• _DATA ENTRIES_:

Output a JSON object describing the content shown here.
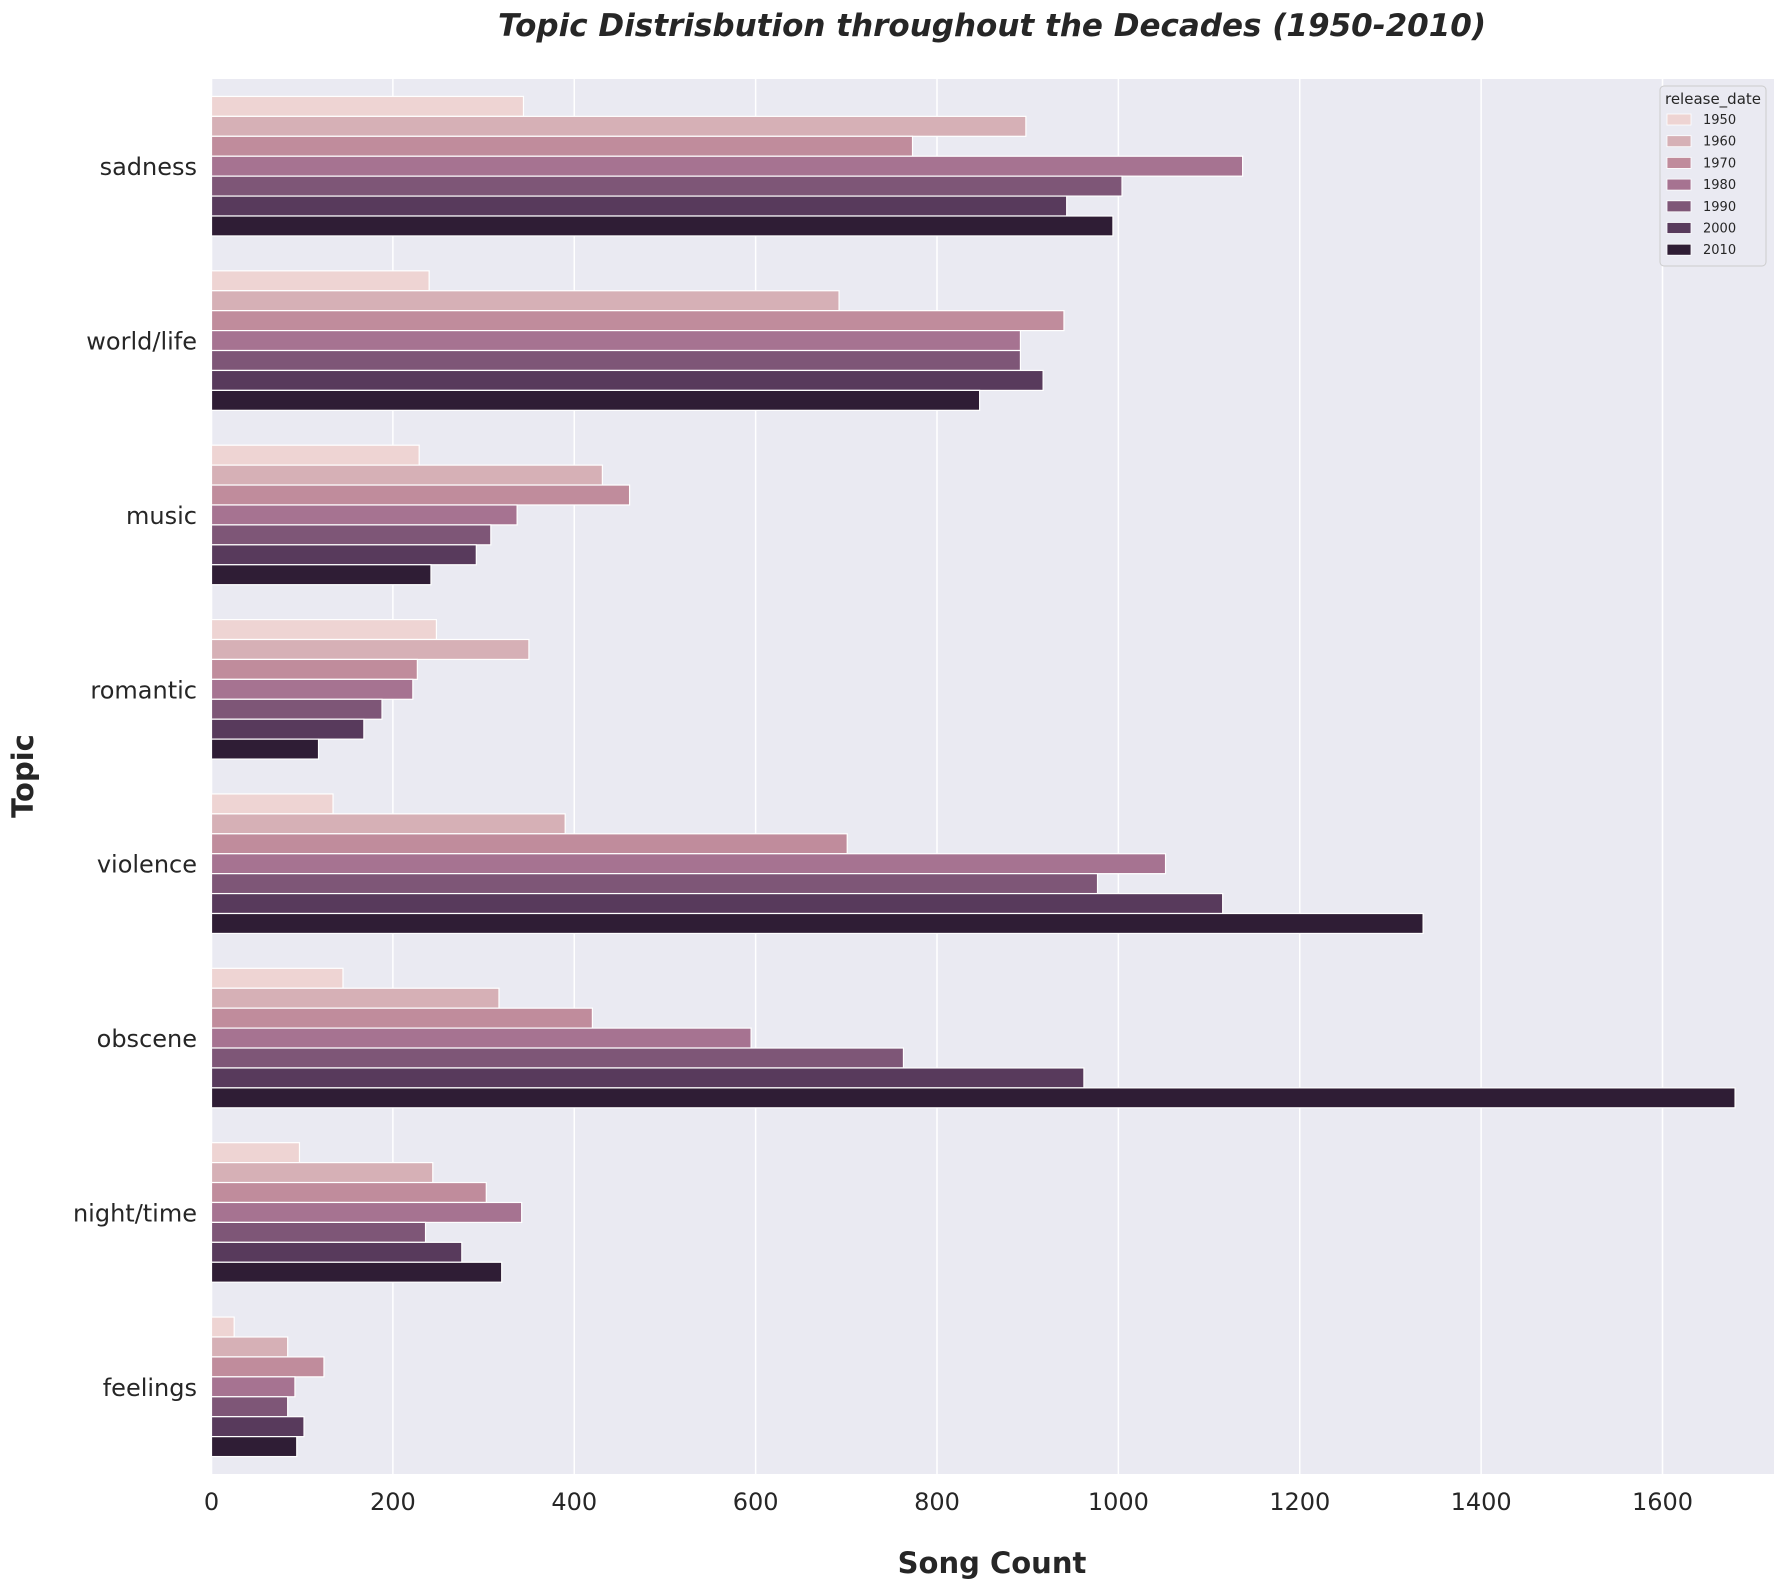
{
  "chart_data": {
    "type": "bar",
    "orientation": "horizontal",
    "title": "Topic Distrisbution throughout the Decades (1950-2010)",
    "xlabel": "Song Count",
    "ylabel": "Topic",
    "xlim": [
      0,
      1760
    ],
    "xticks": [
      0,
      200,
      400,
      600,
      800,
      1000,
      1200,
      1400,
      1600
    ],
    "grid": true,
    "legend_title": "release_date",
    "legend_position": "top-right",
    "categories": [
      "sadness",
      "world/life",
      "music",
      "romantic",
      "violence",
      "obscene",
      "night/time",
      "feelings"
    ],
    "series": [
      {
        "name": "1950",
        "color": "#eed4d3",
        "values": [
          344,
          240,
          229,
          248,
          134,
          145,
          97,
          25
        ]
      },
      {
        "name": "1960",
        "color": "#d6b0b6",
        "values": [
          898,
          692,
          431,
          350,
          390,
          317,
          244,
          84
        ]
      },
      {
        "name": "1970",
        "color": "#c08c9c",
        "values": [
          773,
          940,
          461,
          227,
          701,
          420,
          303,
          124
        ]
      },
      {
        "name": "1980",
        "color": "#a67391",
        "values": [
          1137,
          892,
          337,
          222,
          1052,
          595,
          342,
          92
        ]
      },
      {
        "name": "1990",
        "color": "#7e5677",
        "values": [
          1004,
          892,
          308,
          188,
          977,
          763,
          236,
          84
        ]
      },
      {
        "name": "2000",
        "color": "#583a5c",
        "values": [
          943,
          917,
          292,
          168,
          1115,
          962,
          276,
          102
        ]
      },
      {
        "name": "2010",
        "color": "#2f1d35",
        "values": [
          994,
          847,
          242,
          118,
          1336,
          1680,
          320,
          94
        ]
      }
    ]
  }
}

• _BRIEF_: Where a line of the entries contains the word "name", copy that line.

• _REPLY_:
        "name": "1950",
        "name": "1960",
        "name": "1970",
        "name": "1980",
        "name": "1990",
        "name": "2000",
        "name": "2010",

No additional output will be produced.